Provide only the number of lines in the data below that contain the word "color".

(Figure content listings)
────────────────────
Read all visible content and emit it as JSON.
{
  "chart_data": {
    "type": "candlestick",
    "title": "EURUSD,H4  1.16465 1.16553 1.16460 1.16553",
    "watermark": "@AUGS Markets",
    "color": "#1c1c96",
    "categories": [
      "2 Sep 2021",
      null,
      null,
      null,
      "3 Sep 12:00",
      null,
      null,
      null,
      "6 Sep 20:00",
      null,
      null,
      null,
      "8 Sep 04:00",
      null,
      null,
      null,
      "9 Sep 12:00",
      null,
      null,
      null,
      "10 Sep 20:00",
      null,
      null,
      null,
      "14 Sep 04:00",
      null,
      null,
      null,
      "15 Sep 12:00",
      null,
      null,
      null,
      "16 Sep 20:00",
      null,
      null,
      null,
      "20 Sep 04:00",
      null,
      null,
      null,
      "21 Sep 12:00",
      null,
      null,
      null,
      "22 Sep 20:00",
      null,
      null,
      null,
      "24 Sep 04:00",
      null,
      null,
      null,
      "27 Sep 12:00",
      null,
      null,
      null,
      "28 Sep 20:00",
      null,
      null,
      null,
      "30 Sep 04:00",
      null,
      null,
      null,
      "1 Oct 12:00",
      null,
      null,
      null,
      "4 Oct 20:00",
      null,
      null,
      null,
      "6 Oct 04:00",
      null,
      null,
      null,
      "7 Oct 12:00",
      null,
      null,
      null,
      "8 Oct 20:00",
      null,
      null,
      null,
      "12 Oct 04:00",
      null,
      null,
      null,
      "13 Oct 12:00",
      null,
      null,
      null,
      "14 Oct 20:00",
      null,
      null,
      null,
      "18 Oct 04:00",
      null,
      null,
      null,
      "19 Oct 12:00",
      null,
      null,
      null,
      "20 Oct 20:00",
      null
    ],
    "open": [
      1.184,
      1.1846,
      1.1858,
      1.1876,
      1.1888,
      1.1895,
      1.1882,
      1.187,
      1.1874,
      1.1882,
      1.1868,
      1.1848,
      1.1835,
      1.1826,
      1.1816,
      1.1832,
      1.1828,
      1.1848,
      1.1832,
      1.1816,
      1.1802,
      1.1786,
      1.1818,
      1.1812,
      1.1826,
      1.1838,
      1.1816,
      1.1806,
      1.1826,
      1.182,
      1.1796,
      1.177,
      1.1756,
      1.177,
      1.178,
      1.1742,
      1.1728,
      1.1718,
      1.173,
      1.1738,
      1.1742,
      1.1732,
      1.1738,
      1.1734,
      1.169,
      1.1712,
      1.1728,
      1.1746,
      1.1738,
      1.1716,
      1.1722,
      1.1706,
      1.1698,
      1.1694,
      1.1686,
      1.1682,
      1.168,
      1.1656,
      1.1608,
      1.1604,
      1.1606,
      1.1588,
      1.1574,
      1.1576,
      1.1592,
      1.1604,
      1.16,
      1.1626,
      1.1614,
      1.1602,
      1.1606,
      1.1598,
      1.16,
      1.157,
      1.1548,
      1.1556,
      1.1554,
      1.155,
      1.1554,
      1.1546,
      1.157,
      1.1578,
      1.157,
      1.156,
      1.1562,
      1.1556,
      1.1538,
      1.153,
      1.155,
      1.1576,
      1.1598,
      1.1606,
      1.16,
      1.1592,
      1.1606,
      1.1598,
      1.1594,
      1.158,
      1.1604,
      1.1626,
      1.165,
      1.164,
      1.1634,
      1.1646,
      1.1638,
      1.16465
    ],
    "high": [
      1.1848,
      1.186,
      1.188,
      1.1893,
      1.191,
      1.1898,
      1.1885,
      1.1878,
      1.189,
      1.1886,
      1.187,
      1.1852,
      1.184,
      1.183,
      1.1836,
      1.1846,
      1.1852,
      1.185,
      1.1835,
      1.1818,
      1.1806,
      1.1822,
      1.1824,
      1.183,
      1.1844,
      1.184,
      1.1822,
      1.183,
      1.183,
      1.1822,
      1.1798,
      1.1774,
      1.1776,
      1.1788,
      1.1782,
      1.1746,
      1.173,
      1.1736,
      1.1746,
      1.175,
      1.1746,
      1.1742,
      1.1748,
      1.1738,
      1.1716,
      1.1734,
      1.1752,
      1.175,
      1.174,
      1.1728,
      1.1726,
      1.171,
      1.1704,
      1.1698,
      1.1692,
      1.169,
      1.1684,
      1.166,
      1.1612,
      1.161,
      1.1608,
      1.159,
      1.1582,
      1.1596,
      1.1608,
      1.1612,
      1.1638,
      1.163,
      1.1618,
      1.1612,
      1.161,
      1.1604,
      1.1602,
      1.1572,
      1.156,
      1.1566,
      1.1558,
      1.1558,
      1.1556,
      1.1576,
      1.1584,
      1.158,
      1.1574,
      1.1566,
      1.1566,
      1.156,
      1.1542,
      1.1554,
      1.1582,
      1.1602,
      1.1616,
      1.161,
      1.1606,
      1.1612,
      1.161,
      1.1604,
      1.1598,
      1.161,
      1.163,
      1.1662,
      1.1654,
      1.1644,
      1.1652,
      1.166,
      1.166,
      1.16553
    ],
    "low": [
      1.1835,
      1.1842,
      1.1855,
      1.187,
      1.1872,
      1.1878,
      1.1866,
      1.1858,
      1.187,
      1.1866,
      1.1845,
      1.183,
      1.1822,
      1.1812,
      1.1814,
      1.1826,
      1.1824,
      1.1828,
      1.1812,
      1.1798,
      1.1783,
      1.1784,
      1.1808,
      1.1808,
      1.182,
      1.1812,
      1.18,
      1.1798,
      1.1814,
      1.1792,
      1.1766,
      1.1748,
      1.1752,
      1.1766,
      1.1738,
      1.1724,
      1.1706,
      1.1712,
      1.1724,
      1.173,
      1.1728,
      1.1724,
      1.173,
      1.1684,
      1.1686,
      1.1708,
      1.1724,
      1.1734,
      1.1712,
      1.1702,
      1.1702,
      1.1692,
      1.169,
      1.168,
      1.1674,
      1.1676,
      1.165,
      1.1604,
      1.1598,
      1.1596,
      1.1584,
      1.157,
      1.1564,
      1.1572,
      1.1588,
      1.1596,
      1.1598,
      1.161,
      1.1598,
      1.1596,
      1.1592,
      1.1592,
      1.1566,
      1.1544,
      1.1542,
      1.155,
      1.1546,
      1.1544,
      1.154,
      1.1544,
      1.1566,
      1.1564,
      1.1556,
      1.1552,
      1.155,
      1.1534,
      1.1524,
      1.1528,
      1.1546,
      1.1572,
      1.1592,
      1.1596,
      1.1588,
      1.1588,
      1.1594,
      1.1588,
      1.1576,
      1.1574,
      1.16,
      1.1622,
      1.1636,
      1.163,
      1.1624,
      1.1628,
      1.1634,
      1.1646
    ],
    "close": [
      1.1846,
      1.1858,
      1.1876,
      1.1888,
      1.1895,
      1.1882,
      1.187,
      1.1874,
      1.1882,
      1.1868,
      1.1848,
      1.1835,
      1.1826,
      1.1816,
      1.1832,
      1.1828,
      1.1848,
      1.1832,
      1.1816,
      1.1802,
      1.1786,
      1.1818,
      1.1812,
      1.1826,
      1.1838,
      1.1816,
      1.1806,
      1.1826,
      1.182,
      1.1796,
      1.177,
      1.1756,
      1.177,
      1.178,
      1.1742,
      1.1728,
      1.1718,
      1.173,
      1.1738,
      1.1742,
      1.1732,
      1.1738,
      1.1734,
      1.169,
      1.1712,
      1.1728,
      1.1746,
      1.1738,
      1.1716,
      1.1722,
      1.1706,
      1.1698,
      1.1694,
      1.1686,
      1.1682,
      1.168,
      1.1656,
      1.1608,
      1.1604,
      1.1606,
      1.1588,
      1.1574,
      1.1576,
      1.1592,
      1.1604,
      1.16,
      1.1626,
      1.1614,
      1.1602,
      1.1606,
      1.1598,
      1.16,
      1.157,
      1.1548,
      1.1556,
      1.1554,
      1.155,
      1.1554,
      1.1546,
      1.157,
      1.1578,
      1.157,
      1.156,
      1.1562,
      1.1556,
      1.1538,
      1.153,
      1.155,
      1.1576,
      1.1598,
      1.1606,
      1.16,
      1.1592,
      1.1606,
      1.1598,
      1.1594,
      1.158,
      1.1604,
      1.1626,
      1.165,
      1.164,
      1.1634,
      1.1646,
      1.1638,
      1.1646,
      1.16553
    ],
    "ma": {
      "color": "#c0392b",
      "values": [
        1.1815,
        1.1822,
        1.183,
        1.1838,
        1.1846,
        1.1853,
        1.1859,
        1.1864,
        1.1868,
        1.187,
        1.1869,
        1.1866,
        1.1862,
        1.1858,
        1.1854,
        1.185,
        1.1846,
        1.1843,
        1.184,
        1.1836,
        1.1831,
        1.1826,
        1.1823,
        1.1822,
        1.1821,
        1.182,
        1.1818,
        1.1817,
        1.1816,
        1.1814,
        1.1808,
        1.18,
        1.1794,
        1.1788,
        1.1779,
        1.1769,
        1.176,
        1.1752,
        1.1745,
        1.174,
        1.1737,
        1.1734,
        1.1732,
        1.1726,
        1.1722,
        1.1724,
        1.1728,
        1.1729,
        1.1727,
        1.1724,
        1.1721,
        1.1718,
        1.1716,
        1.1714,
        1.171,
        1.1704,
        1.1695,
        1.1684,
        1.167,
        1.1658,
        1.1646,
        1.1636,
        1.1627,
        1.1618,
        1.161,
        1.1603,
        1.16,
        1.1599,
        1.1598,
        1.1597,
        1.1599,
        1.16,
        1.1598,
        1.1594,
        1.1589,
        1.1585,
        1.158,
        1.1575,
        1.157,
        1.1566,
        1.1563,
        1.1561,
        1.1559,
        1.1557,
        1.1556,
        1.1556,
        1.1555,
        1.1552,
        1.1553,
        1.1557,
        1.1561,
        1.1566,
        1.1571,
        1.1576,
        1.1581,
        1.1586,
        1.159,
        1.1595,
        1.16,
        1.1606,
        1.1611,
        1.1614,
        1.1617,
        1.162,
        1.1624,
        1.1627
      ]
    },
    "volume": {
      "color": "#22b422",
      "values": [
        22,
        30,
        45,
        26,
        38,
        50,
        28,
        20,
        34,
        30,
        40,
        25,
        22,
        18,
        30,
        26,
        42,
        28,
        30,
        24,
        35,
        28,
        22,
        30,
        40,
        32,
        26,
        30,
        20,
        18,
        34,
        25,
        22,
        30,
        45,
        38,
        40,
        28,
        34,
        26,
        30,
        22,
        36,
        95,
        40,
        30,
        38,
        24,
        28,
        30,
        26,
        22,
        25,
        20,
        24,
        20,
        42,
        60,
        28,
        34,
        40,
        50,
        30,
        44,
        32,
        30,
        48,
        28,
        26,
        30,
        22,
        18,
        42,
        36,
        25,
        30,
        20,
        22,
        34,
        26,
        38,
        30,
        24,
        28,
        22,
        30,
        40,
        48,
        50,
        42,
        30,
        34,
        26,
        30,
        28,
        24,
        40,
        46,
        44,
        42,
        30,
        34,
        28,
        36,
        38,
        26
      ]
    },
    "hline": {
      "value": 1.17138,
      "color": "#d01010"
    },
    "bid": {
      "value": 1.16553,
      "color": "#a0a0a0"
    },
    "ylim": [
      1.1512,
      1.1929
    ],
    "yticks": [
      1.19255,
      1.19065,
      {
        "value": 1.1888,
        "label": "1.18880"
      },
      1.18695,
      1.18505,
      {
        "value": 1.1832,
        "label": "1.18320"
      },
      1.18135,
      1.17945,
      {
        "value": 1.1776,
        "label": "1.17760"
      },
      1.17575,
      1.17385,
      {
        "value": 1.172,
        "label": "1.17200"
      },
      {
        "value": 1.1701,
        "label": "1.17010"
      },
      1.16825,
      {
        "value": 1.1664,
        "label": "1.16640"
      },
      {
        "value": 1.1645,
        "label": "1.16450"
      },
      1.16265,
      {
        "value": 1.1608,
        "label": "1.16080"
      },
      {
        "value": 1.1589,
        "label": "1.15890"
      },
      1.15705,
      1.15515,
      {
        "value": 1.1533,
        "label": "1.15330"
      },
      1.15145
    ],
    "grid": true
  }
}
────────────────────
_Result of the exercise:_
5